start LISTED RECORDS

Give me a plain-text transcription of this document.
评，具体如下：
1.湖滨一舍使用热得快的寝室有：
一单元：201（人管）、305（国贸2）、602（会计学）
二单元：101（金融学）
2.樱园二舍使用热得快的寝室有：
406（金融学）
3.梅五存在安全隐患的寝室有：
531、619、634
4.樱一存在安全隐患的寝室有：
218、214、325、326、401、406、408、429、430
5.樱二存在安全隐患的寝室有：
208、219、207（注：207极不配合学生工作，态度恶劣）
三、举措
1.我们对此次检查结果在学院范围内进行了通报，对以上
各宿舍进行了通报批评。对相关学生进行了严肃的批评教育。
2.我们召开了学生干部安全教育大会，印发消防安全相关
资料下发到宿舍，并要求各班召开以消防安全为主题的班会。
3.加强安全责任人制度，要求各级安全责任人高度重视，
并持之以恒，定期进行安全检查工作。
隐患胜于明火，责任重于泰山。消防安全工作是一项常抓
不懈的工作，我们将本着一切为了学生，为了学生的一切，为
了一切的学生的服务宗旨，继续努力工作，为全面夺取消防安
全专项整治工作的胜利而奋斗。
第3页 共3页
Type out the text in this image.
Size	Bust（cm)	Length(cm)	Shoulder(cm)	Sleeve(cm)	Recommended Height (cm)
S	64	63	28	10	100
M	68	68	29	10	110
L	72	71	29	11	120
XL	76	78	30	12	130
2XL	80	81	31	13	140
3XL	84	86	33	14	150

end LISTED RECORDS

SET PROBLEM: Starting from the line containing "Type out the text in this image.", repeat each line through the end of the entries, exactly.

SOLUTION TO THE EXERCISE:
Type out the text in this image.
Size	Bust（cm)	Length(cm)	Shoulder(cm)	Sleeve(cm)	Recommended Height (cm)
S	64	63	28	10	100
M	68	68	29	10	110
L	72	71	29	11	120
XL	76	78	30	12	130
2XL	80	81	31	13	140
3XL	84	86	33	14	150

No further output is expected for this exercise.